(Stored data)

-=-=-

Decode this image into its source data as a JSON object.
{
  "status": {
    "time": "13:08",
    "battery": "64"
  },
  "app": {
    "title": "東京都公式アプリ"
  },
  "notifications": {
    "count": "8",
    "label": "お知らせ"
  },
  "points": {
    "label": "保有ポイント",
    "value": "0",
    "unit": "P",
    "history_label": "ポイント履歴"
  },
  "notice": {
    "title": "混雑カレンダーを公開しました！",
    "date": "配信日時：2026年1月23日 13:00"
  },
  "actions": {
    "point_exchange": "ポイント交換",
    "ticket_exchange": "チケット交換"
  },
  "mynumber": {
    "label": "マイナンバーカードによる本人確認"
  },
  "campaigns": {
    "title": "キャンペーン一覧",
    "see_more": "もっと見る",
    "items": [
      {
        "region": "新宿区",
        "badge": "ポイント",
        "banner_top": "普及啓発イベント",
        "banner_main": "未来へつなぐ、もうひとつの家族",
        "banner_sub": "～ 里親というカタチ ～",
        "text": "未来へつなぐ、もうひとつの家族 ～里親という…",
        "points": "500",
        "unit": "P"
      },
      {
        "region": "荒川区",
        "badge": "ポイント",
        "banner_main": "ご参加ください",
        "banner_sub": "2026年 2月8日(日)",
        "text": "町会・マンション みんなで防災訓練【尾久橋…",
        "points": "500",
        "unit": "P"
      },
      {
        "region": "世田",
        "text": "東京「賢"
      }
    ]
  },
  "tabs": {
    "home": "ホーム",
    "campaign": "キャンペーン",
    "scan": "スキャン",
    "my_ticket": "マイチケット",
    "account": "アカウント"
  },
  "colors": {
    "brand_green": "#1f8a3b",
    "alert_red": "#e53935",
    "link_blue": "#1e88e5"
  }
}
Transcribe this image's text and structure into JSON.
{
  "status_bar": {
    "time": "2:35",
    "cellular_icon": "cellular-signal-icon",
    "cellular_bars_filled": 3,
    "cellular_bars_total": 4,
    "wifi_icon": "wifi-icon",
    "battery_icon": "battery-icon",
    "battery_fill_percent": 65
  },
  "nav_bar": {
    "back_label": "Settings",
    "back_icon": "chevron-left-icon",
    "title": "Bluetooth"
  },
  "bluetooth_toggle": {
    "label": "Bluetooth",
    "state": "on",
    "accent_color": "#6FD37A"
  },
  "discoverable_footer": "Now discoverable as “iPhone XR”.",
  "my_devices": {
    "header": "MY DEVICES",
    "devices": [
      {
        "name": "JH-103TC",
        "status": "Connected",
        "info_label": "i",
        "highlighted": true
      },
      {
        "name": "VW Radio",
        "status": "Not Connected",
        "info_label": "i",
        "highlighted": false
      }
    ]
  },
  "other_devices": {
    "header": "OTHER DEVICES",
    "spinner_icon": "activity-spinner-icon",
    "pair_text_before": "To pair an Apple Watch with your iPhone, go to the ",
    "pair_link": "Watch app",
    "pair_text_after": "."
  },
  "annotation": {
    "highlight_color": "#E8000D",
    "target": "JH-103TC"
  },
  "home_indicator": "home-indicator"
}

-=-=-

Return each entry from the material above exactly as it appears.

Answer to the problem.
Decode this image into its source data as a JSON object.
{
  "status": {
    "time": "13:08",
    "battery": "64"
  },
  "app": {
    "title": "東京都公式アプリ"
  },
  "notifications": {
    "count": "8",
    "label": "お知らせ"
  },
  "points": {
    "label": "保有ポイント",
    "value": "0",
    "unit": "P",
    "history_label": "ポイント履歴"
  },
  "notice": {
    "title": "混雑カレンダーを公開しました！",
    "date": "配信日時：2026年1月23日 13:00"
  },
  "actions": {
    "point_exchange": "ポイント交換",
    "ticket_exchange": "チケット交換"
  },
  "mynumber": {
    "label": "マイナンバーカードによる本人確認"
  },
  "campaigns": {
    "title": "キャンペーン一覧",
    "see_more": "もっと見る",
    "items": [
      {
        "region": "新宿区",
        "badge": "ポイント",
        "banner_top": "普及啓発イベント",
        "banner_main": "未来へつなぐ、もうひとつの家族",
        "banner_sub": "～ 里親というカタチ ～",
        "text": "未来へつなぐ、もうひとつの家族 ～里親という…",
        "points": "500",
        "unit": "P"
      },
      {
        "region": "荒川区",
        "badge": "ポイント",
        "banner_main": "ご参加ください",
        "banner_sub": "2026年 2月8日(日)",
        "text": "町会・マンション みんなで防災訓練【尾久橋…",
        "points": "500",
        "unit": "P"
      },
      {
        "region": "世田",
        "text": "東京「賢"
      }
    ]
  },
  "tabs": {
    "home": "ホーム",
    "campaign": "キャンペーン",
    "scan": "スキャン",
    "my_ticket": "マイチケット",
    "account": "アカウント"
  },
  "colors": {
    "brand_green": "#1f8a3b",
    "alert_red": "#e53935",
    "link_blue": "#1e88e5"
  }
}
Transcribe this image's text and structure into JSON.
{
  "status_bar": {
    "time": "2:35",
    "cellular_icon": "cellular-signal-icon",
    "cellular_bars_filled": 3,
    "cellular_bars_total": 4,
    "wifi_icon": "wifi-icon",
    "battery_icon": "battery-icon",
    "battery_fill_percent": 65
  },
  "nav_bar": {
    "back_label": "Settings",
    "back_icon": "chevron-left-icon",
    "title": "Bluetooth"
  },
  "bluetooth_toggle": {
    "label": "Bluetooth",
    "state": "on",
    "accent_color": "#6FD37A"
  },
  "discoverable_footer": "Now discoverable as “iPhone XR”.",
  "my_devices": {
    "header": "MY DEVICES",
    "devices": [
      {
        "name": "JH-103TC",
        "status": "Connected",
        "info_label": "i",
        "highlighted": true
      },
      {
        "name": "VW Radio",
        "status": "Not Connected",
        "info_label": "i",
        "highlighted": false
      }
    ]
  },
  "other_devices": {
    "header": "OTHER DEVICES",
    "spinner_icon": "activity-spinner-icon",
    "pair_text_before": "To pair an Apple Watch with your iPhone, go to the ",
    "pair_link": "Watch app",
    "pair_text_after": "."
  },
  "annotation": {
    "highlight_color": "#E8000D",
    "target": "JH-103TC"
  },
  "home_indicator": "home-indicator"
}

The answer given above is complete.